BEGIN INFORMATION SUPPLIED

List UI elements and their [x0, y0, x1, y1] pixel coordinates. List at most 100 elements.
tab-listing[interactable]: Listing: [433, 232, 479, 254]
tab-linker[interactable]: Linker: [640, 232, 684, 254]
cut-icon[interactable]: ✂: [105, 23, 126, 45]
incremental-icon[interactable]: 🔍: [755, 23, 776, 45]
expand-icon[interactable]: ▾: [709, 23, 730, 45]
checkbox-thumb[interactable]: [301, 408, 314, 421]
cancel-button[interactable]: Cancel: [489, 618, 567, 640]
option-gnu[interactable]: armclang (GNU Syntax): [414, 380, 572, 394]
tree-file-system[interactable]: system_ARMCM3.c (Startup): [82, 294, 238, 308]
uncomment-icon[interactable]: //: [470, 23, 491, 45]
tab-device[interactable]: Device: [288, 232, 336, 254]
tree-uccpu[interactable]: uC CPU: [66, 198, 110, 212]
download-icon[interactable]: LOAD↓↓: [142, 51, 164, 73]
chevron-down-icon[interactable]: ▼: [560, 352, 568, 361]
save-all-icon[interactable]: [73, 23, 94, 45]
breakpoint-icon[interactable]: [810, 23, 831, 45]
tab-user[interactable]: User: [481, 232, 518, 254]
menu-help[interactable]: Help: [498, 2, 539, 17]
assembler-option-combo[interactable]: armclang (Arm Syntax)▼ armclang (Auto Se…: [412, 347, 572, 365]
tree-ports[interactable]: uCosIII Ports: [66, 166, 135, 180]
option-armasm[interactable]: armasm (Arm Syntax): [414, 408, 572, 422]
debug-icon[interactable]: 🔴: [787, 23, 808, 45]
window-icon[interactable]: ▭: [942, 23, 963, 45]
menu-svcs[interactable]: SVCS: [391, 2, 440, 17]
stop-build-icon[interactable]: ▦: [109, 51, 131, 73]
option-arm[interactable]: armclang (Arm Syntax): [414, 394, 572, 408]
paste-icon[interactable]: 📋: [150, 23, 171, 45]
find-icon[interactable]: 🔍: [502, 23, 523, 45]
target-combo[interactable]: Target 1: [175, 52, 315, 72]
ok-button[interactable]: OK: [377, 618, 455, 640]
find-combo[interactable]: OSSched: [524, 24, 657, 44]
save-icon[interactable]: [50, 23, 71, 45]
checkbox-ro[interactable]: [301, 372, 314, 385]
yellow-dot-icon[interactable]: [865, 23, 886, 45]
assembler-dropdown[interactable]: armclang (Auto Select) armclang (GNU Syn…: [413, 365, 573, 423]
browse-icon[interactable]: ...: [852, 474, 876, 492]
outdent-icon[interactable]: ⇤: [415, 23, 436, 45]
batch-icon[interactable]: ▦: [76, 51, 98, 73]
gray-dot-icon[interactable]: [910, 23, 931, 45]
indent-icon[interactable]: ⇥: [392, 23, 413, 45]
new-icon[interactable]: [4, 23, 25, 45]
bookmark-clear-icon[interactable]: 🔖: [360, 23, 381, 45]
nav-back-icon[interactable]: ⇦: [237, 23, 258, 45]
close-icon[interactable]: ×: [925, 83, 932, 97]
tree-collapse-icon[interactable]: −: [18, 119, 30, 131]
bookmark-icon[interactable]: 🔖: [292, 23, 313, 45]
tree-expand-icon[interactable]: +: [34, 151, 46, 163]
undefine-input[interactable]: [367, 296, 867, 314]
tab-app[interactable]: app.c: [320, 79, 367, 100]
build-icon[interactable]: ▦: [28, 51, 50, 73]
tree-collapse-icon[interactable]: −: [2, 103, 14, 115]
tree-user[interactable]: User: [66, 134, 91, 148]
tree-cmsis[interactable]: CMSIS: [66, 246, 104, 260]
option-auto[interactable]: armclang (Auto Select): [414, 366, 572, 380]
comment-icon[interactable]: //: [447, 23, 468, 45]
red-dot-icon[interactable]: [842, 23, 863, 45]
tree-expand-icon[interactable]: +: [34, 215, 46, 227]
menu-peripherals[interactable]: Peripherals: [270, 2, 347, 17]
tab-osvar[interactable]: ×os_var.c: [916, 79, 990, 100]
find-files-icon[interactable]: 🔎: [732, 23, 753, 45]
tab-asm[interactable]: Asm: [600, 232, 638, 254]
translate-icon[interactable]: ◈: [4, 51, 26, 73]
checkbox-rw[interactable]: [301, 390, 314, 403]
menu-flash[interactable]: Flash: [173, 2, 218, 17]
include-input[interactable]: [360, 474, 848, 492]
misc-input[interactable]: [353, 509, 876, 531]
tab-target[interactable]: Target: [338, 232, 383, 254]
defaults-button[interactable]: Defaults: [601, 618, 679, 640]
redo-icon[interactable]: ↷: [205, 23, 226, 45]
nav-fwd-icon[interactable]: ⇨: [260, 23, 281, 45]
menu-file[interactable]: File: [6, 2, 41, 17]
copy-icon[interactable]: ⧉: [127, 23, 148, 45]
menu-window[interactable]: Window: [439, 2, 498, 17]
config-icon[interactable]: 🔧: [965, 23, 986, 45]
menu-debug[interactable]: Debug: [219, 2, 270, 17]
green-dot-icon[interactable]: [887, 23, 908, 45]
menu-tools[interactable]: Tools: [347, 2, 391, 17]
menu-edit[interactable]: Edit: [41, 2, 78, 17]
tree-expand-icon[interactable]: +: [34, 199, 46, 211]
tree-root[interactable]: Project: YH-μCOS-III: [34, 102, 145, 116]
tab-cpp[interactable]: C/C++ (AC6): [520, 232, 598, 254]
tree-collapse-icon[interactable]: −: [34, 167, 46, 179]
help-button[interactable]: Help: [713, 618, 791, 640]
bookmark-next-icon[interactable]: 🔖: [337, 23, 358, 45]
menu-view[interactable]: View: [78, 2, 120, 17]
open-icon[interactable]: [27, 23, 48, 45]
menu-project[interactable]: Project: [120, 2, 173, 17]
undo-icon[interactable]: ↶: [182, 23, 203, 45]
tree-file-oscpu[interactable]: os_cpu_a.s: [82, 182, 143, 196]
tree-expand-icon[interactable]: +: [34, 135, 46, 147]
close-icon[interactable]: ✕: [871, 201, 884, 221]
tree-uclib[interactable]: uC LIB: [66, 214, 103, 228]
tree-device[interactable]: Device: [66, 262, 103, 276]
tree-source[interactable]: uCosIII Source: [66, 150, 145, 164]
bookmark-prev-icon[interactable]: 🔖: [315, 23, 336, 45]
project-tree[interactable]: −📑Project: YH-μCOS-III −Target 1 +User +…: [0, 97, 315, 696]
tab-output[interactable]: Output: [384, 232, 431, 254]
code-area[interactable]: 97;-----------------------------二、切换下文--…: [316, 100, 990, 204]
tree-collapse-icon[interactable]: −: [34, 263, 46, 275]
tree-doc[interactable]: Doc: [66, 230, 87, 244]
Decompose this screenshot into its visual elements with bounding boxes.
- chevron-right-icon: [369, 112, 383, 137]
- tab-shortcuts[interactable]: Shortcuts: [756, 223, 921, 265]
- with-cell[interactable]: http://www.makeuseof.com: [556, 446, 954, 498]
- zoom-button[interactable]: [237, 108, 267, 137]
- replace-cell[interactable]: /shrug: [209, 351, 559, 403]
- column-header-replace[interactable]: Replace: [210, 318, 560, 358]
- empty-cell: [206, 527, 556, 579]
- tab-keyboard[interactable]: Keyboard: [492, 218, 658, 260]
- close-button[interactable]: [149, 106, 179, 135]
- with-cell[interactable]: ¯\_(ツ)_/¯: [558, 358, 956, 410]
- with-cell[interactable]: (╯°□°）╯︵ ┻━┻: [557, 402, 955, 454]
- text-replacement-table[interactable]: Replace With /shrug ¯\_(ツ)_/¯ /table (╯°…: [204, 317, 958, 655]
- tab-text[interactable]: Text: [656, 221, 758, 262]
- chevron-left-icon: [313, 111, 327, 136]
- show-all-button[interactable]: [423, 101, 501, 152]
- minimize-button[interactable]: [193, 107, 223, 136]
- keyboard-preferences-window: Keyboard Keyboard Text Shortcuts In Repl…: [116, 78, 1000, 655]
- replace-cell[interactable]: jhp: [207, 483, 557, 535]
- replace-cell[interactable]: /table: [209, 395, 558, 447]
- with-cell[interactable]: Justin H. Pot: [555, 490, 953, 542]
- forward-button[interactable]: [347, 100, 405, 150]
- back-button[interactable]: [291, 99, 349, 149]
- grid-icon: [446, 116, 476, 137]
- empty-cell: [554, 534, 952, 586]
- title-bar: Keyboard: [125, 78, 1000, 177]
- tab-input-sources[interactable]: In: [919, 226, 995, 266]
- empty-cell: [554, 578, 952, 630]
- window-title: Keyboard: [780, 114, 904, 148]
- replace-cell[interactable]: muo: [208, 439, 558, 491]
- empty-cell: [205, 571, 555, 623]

END INFORMATION SUPPLIED

# DIRECTIONS
Reproduce the data from the start through the line containing "checkbox-thumb[interactable]: [301, 408, 314, 421]", replacing "pixel coordinates" with "screen coordinates" and keeping everything else unchanged.

# EXPECTED ANSWER
List UI elements and their [x0, y0, x1, y1] screen coordinates. List at most 100 elements.
tab-listing[interactable]: Listing: [433, 232, 479, 254]
tab-linker[interactable]: Linker: [640, 232, 684, 254]
cut-icon[interactable]: ✂: [105, 23, 126, 45]
incremental-icon[interactable]: 🔍: [755, 23, 776, 45]
expand-icon[interactable]: ▾: [709, 23, 730, 45]
checkbox-thumb[interactable]: [301, 408, 314, 421]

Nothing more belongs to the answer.